Exercise prompt:
Leaving out all images, write out the records that follow exactly.

Provided material:

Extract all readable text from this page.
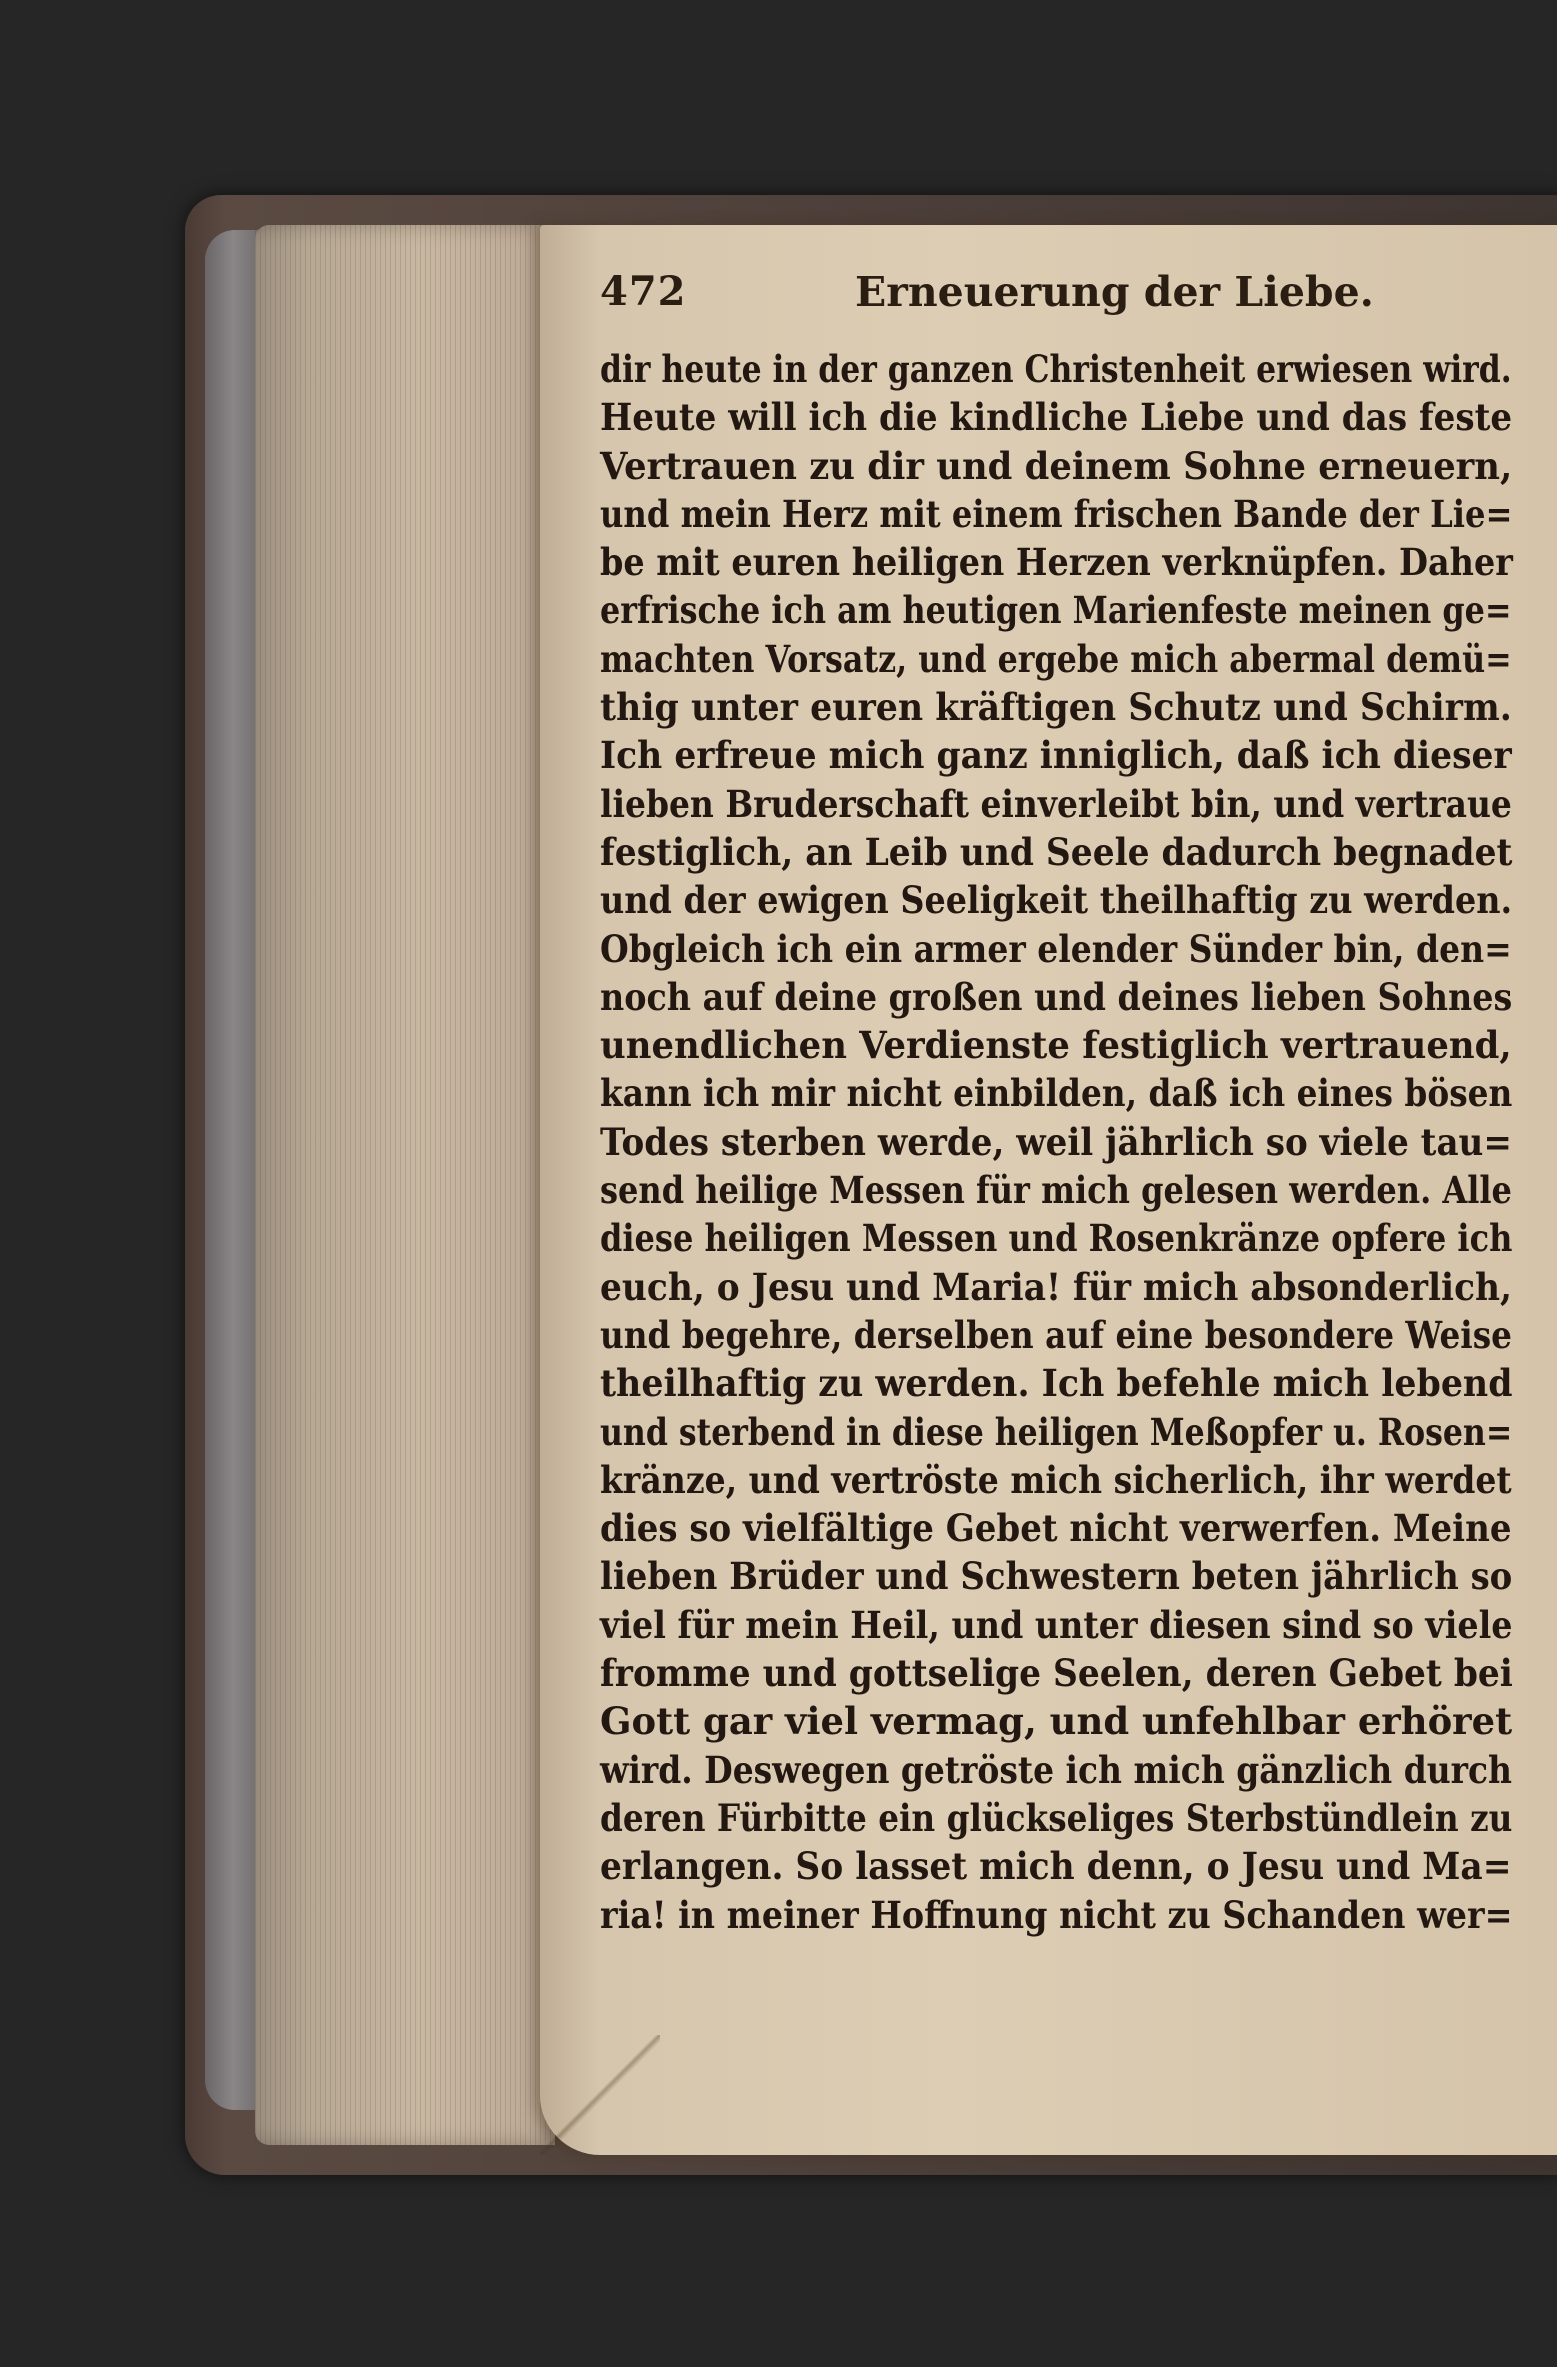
472	Erneuerung der Liebe.
dir heute in der ganzen Christenheit erwiesen wird.
Heute will ich die kindliche Liebe und das feste
Vertrauen zu dir und deinem Sohne erneuern,
und mein Herz mit einem frischen Bande der Lie=
be mit euren heiligen Herzen verknüpfen. Daher
erfrische ich am heutigen Marienfeste meinen ge=
machten Vorsatz, und ergebe mich abermal demü=
thig unter euren kräftigen Schutz und Schirm.
Ich erfreue mich ganz inniglich, daß ich dieser
lieben Bruderschaft einverleibt bin, und vertraue
festiglich, an Leib und Seele dadurch begnadet
und der ewigen Seeligkeit theilhaftig zu werden.
Obgleich ich ein armer elender Sünder bin, den=
noch auf deine großen und deines lieben Sohnes
unendlichen Verdienste festiglich vertrauend,
kann ich mir nicht einbilden, daß ich eines bösen
Todes sterben werde, weil jährlich so viele tau=
send heilige Messen für mich gelesen werden. Alle
diese heiligen Messen und Rosenkränze opfere ich
euch, o Jesu und Maria! für mich absonderlich,
und begehre, derselben auf eine besondere Weise
theilhaftig zu werden. Ich befehle mich lebend
und sterbend in diese heiligen Meßopfer u. Rosen=
kränze, und vertröste mich sicherlich, ihr werdet
dies so vielfältige Gebet nicht verwerfen. Meine
lieben Brüder und Schwestern beten jährlich so
viel für mein Heil, und unter diesen sind so viele
fromme und gottselige Seelen, deren Gebet bei
Gott gar viel vermag, und unfehlbar erhöret
wird. Deswegen getröste ich mich gänzlich durch
deren Fürbitte ein glückseliges Sterbstündlein zu
erlangen. So lasset mich denn, o Jesu und Ma=
ria! in meiner Hoffnung nicht zu Schanden wer=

Finished task:
Extract all readable text from this page.
472	Erneuerung der Liebe.
dir heute in der ganzen Christenheit erwiesen wird.
Heute will ich die kindliche Liebe und das feste
Vertrauen zu dir und deinem Sohne erneuern,
und mein Herz mit einem frischen Bande der Lie=
be mit euren heiligen Herzen verknüpfen. Daher
erfrische ich am heutigen Marienfeste meinen ge=
machten Vorsatz, und ergebe mich abermal demü=
thig unter euren kräftigen Schutz und Schirm.
Ich erfreue mich ganz inniglich, daß ich dieser
lieben Bruderschaft einverleibt bin, und vertraue
festiglich, an Leib und Seele dadurch begnadet
und der ewigen Seeligkeit theilhaftig zu werden.
Obgleich ich ein armer elender Sünder bin, den=
noch auf deine großen und deines lieben Sohnes
unendlichen Verdienste festiglich vertrauend,
kann ich mir nicht einbilden, daß ich eines bösen
Todes sterben werde, weil jährlich so viele tau=
send heilige Messen für mich gelesen werden. Alle
diese heiligen Messen und Rosenkränze opfere ich
euch, o Jesu und Maria! für mich absonderlich,
und begehre, derselben auf eine besondere Weise
theilhaftig zu werden. Ich befehle mich lebend
und sterbend in diese heiligen Meßopfer u. Rosen=
kränze, und vertröste mich sicherlich, ihr werdet
dies so vielfältige Gebet nicht verwerfen. Meine
lieben Brüder und Schwestern beten jährlich so
viel für mein Heil, und unter diesen sind so viele
fromme und gottselige Seelen, deren Gebet bei
Gott gar viel vermag, und unfehlbar erhöret
wird. Deswegen getröste ich mich gänzlich durch
deren Fürbitte ein glückseliges Sterbstündlein zu
erlangen. So lasset mich denn, o Jesu und Ma=
ria! in meiner Hoffnung nicht zu Schanden wer=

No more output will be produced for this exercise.